_Goal_: List every line below containing "intelligence".

Data items:

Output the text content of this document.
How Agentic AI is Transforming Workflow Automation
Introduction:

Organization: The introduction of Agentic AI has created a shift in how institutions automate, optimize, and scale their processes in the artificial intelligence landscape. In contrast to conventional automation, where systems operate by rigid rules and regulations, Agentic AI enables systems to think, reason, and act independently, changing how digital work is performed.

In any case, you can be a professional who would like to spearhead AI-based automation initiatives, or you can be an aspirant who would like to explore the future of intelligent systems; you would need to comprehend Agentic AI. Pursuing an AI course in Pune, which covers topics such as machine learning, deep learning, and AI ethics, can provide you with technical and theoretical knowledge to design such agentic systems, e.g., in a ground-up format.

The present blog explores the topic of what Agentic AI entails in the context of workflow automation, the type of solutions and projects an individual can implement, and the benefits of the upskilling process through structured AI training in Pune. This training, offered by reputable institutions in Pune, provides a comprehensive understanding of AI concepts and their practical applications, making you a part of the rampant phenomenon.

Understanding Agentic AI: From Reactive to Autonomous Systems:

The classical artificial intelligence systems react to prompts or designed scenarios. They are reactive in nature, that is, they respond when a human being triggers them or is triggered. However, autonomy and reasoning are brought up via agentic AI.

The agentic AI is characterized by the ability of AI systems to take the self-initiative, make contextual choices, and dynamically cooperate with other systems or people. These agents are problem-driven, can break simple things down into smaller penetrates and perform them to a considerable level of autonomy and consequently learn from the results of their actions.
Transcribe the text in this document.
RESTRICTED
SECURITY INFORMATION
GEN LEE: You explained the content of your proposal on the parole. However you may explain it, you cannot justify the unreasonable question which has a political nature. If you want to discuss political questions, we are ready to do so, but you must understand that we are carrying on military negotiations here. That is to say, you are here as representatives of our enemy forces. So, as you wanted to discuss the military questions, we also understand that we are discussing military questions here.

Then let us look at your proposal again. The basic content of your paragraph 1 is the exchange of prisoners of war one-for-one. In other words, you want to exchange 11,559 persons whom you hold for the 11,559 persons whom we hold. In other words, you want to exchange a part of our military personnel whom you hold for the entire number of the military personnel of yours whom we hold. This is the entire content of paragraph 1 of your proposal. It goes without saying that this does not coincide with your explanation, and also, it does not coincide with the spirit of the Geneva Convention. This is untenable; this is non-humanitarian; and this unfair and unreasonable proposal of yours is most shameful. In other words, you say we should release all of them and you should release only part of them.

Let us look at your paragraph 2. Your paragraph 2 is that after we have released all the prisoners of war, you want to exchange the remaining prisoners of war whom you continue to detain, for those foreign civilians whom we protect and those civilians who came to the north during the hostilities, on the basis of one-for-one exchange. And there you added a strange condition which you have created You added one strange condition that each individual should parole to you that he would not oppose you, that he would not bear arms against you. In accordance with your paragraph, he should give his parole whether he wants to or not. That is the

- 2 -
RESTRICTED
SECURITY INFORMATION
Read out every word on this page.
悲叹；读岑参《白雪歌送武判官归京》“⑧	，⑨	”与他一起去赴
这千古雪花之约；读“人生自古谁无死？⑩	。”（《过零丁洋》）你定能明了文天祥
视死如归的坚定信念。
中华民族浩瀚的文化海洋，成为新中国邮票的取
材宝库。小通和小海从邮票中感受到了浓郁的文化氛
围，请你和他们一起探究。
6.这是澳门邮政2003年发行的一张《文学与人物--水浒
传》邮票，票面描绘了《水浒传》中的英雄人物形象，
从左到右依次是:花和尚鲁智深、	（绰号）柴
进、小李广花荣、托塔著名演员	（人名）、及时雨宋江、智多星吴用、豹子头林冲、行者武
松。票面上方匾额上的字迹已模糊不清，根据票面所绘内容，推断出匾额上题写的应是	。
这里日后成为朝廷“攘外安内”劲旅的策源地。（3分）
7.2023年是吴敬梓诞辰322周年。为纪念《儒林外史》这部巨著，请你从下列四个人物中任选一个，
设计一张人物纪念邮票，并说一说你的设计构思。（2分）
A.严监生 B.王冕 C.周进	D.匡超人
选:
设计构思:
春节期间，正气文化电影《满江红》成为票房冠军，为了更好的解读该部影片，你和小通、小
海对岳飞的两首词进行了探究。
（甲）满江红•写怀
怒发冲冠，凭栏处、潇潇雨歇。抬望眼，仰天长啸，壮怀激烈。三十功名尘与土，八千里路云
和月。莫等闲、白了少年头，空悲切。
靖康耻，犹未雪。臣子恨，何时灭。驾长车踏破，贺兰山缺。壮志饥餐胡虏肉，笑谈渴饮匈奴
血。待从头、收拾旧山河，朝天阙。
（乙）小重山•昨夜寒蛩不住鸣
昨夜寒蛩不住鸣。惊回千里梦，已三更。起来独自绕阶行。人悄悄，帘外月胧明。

_Written solution_:
Organization: The introduction of Agentic AI has created a shift in how institutions automate, optimize, and scale their processes in the artificial intelligence landscape. In contrast to conventional automation, where systems operate by rigid rules and regulations, Agentic AI enables systems to think, reason, and act independently, changing how digital work is performed.
The classical artificial intelligence systems react to prompts or designed scenarios. They are reactive in nature, that is, they respond when a human being triggers them or is triggered. However, autonomy and reasoning are brought up via agentic AI.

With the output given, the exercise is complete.